-- start of Supplied information --
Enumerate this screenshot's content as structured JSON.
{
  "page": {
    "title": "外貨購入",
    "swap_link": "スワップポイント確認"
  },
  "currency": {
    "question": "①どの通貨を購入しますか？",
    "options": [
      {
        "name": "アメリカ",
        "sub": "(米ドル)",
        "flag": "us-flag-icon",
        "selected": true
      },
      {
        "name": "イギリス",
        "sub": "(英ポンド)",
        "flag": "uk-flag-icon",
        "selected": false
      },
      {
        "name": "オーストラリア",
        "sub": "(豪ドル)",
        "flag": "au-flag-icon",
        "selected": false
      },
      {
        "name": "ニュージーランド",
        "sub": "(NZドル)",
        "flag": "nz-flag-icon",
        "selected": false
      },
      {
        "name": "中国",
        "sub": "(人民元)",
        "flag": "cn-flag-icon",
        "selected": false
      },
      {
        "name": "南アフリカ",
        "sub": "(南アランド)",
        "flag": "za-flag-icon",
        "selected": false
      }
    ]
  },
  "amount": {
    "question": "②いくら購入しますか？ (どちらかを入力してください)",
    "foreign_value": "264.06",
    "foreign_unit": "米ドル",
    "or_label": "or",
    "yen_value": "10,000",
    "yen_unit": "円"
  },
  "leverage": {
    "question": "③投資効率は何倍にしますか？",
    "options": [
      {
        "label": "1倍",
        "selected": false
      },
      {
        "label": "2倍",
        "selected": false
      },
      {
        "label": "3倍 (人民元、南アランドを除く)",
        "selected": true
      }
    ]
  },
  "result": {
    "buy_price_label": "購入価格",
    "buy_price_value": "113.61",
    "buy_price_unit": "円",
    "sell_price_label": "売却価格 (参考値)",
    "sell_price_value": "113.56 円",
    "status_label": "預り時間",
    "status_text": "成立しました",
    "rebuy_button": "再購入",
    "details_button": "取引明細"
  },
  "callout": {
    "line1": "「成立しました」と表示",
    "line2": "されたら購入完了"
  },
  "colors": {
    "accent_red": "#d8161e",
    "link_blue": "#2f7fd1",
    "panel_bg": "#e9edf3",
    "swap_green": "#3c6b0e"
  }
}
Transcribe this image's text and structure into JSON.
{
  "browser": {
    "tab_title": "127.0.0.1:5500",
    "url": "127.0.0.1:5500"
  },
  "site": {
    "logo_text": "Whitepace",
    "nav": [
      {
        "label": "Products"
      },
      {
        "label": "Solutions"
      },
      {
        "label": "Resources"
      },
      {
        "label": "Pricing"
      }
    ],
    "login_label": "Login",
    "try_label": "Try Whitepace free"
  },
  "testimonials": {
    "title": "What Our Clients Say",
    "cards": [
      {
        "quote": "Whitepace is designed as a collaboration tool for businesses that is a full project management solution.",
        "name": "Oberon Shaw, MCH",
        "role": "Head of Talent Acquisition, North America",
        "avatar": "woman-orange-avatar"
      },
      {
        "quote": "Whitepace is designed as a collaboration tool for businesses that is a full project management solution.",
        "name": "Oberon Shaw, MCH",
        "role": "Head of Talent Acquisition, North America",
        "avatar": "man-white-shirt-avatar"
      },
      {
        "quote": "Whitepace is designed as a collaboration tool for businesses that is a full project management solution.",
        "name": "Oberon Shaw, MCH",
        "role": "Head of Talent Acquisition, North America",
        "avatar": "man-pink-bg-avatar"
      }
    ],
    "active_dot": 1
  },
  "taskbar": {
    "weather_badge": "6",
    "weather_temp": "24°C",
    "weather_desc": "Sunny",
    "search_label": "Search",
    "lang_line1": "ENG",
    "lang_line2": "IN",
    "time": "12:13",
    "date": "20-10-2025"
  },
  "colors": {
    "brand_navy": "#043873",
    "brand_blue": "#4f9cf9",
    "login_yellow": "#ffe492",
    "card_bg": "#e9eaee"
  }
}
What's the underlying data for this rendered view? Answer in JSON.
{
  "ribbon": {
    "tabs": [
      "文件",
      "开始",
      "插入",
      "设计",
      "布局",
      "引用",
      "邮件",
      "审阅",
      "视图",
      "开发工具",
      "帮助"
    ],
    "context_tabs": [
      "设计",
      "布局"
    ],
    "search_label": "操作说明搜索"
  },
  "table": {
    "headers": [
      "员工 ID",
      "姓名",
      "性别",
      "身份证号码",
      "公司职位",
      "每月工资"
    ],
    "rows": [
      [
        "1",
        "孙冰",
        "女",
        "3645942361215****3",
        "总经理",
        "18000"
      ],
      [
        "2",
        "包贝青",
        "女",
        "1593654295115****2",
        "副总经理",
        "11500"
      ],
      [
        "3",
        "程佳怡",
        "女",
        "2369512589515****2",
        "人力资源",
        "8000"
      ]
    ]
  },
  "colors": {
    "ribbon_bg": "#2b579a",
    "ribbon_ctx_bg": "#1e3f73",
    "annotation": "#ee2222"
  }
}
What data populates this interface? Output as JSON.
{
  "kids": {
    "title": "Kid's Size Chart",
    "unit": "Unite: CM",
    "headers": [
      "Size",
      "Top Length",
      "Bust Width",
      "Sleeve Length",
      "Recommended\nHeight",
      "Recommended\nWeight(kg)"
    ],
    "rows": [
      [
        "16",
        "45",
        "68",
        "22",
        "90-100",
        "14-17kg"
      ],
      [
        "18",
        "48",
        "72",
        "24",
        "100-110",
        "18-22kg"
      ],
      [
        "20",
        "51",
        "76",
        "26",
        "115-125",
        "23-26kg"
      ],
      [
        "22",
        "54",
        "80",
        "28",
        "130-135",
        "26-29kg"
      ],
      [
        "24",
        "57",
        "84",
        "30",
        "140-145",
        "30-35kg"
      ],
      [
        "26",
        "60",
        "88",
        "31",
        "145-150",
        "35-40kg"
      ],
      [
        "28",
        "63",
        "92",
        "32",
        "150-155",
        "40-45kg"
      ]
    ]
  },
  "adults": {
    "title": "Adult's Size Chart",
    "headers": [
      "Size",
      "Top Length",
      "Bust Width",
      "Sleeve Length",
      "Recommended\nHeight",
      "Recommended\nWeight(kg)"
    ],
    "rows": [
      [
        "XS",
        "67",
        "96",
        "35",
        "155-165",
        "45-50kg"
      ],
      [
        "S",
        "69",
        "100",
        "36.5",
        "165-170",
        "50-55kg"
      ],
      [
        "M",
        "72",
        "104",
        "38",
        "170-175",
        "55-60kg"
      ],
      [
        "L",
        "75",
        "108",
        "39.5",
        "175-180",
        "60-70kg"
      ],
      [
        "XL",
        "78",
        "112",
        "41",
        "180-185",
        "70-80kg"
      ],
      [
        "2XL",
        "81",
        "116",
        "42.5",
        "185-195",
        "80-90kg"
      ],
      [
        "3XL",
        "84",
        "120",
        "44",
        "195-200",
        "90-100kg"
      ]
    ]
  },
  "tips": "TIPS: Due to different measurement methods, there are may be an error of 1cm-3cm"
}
-- end of Supplied information --
● Written exercise
Take the entries above and transcribe them in full.

● Exercise answer
Enumerate this screenshot's content as structured JSON.
{
  "page": {
    "title": "外貨購入",
    "swap_link": "スワップポイント確認"
  },
  "currency": {
    "question": "①どの通貨を購入しますか？",
    "options": [
      {
        "name": "アメリカ",
        "sub": "(米ドル)",
        "flag": "us-flag-icon",
        "selected": true
      },
      {
        "name": "イギリス",
        "sub": "(英ポンド)",
        "flag": "uk-flag-icon",
        "selected": false
      },
      {
        "name": "オーストラリア",
        "sub": "(豪ドル)",
        "flag": "au-flag-icon",
        "selected": false
      },
      {
        "name": "ニュージーランド",
        "sub": "(NZドル)",
        "flag": "nz-flag-icon",
        "selected": false
      },
      {
        "name": "中国",
        "sub": "(人民元)",
        "flag": "cn-flag-icon",
        "selected": false
      },
      {
        "name": "南アフリカ",
        "sub": "(南アランド)",
        "flag": "za-flag-icon",
        "selected": false
      }
    ]
  },
  "amount": {
    "question": "②いくら購入しますか？ (どちらかを入力してください)",
    "foreign_value": "264.06",
    "foreign_unit": "米ドル",
    "or_label": "or",
    "yen_value": "10,000",
    "yen_unit": "円"
  },
  "leverage": {
    "question": "③投資効率は何倍にしますか？",
    "options": [
      {
        "label": "1倍",
        "selected": false
      },
      {
        "label": "2倍",
        "selected": false
      },
      {
        "label": "3倍 (人民元、南アランドを除く)",
        "selected": true
      }
    ]
  },
  "result": {
    "buy_price_label": "購入価格",
    "buy_price_value": "113.61",
    "buy_price_unit": "円",
    "sell_price_label": "売却価格 (参考値)",
    "sell_price_value": "113.56 円",
    "status_label": "預り時間",
    "status_text": "成立しました",
    "rebuy_button": "再購入",
    "details_button": "取引明細"
  },
  "callout": {
    "line1": "「成立しました」と表示",
    "line2": "されたら購入完了"
  },
  "colors": {
    "accent_red": "#d8161e",
    "link_blue": "#2f7fd1",
    "panel_bg": "#e9edf3",
    "swap_green": "#3c6b0e"
  }
}
Transcribe this image's text and structure into JSON.
{
  "browser": {
    "tab_title": "127.0.0.1:5500",
    "url": "127.0.0.1:5500"
  },
  "site": {
    "logo_text": "Whitepace",
    "nav": [
      {
        "label": "Products"
      },
      {
        "label": "Solutions"
      },
      {
        "label": "Resources"
      },
      {
        "label": "Pricing"
      }
    ],
    "login_label": "Login",
    "try_label": "Try Whitepace free"
  },
  "testimonials": {
    "title": "What Our Clients Say",
    "cards": [
      {
        "quote": "Whitepace is designed as a collaboration tool for businesses that is a full project management solution.",
        "name": "Oberon Shaw, MCH",
        "role": "Head of Talent Acquisition, North America",
        "avatar": "woman-orange-avatar"
      },
      {
        "quote": "Whitepace is designed as a collaboration tool for businesses that is a full project management solution.",
        "name": "Oberon Shaw, MCH",
        "role": "Head of Talent Acquisition, North America",
        "avatar": "man-white-shirt-avatar"
      },
      {
        "quote": "Whitepace is designed as a collaboration tool for businesses that is a full project management solution.",
        "name": "Oberon Shaw, MCH",
        "role": "Head of Talent Acquisition, North America",
        "avatar": "man-pink-bg-avatar"
      }
    ],
    "active_dot": 1
  },
  "taskbar": {
    "weather_badge": "6",
    "weather_temp": "24°C",
    "weather_desc": "Sunny",
    "search_label": "Search",
    "lang_line1": "ENG",
    "lang_line2": "IN",
    "time": "12:13",
    "date": "20-10-2025"
  },
  "colors": {
    "brand_navy": "#043873",
    "brand_blue": "#4f9cf9",
    "login_yellow": "#ffe492",
    "card_bg": "#e9eaee"
  }
}
What's the underlying data for this rendered view? Answer in JSON.
{
  "ribbon": {
    "tabs": [
      "文件",
      "开始",
      "插入",
      "设计",
      "布局",
      "引用",
      "邮件",
      "审阅",
      "视图",
      "开发工具",
      "帮助"
    ],
    "context_tabs": [
      "设计",
      "布局"
    ],
    "search_label": "操作说明搜索"
  },
  "table": {
    "headers": [
      "员工 ID",
      "姓名",
      "性别",
      "身份证号码",
      "公司职位",
      "每月工资"
    ],
    "rows": [
      [
        "1",
        "孙冰",
        "女",
        "3645942361215****3",
        "总经理",
        "18000"
      ],
      [
        "2",
        "包贝青",
        "女",
        "1593654295115****2",
        "副总经理",
        "11500"
      ],
      [
        "3",
        "程佳怡",
        "女",
        "2369512589515****2",
        "人力资源",
        "8000"
      ]
    ]
  },
  "colors": {
    "ribbon_bg": "#2b579a",
    "ribbon_ctx_bg": "#1e3f73",
    "annotation": "#ee2222"
  }
}
What data populates this interface? Output as JSON.
{
  "kids": {
    "title": "Kid's Size Chart",
    "unit": "Unite: CM",
    "headers": [
      "Size",
      "Top Length",
      "Bust Width",
      "Sleeve Length",
      "Recommended\nHeight",
      "Recommended\nWeight(kg)"
    ],
    "rows": [
      [
        "16",
        "45",
        "68",
        "22",
        "90-100",
        "14-17kg"
      ],
      [
        "18",
        "48",
        "72",
        "24",
        "100-110",
        "18-22kg"
      ],
      [
        "20",
        "51",
        "76",
        "26",
        "115-125",
        "23-26kg"
      ],
      [
        "22",
        "54",
        "80",
        "28",
        "130-135",
        "26-29kg"
      ],
      [
        "24",
        "57",
        "84",
        "30",
        "140-145",
        "30-35kg"
      ],
      [
        "26",
        "60",
        "88",
        "31",
        "145-150",
        "35-40kg"
      ],
      [
        "28",
        "63",
        "92",
        "32",
        "150-155",
        "40-45kg"
      ]
    ]
  },
  "adults": {
    "title": "Adult's Size Chart",
    "headers": [
      "Size",
      "Top Length",
      "Bust Width",
      "Sleeve Length",
      "Recommended\nHeight",
      "Recommended\nWeight(kg)"
    ],
    "rows": [
      [
        "XS",
        "67",
        "96",
        "35",
        "155-165",
        "45-50kg"
      ],
      [
        "S",
        "69",
        "100",
        "36.5",
        "165-170",
        "50-55kg"
      ],
      [
        "M",
        "72",
        "104",
        "38",
        "170-175",
        "55-60kg"
      ],
      [
        "L",
        "75",
        "108",
        "39.5",
        "175-180",
        "60-70kg"
      ],
      [
        "XL",
        "78",
        "112",
        "41",
        "180-185",
        "70-80kg"
      ],
      [
        "2XL",
        "81",
        "116",
        "42.5",
        "185-195",
        "80-90kg"
      ],
      [
        "3XL",
        "84",
        "120",
        "44",
        "195-200",
        "90-100kg"
      ]
    ]
  },
  "tips": "TIPS: Due to different measurement methods, there are may be an error of 1cm-3cm"
}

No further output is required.